- [Written exercise]:
From the listing below, extract every line containing "name".

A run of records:

....

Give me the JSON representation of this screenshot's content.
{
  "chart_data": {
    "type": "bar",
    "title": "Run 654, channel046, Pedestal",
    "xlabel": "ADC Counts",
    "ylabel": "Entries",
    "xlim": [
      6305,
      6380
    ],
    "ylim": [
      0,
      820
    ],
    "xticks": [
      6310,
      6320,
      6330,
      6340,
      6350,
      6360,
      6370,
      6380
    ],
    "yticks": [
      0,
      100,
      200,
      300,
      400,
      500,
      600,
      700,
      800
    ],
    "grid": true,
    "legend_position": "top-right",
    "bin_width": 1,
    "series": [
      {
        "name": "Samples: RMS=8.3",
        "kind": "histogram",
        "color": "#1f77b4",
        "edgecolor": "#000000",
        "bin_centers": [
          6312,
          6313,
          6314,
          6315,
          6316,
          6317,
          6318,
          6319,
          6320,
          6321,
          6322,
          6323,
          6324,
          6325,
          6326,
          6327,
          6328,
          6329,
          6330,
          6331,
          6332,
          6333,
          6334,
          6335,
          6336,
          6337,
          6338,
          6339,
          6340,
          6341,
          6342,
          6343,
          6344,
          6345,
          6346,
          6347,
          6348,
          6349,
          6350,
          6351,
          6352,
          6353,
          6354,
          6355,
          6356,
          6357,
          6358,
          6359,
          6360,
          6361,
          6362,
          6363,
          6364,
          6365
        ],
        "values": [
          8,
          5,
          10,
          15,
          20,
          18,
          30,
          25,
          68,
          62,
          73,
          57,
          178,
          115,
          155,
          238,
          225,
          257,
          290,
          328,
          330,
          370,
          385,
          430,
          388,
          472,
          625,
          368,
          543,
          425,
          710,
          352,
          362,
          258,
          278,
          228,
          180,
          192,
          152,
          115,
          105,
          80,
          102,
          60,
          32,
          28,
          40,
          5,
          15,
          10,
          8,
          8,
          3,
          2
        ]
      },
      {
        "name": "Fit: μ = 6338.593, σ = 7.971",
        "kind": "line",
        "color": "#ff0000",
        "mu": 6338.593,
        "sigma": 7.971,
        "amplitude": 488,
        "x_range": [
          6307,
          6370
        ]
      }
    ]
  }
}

....

- [Result below]:
        "name": "Samples: RMS=8.3",
        "name": "Fit: μ = 6338.593, σ = 7.971",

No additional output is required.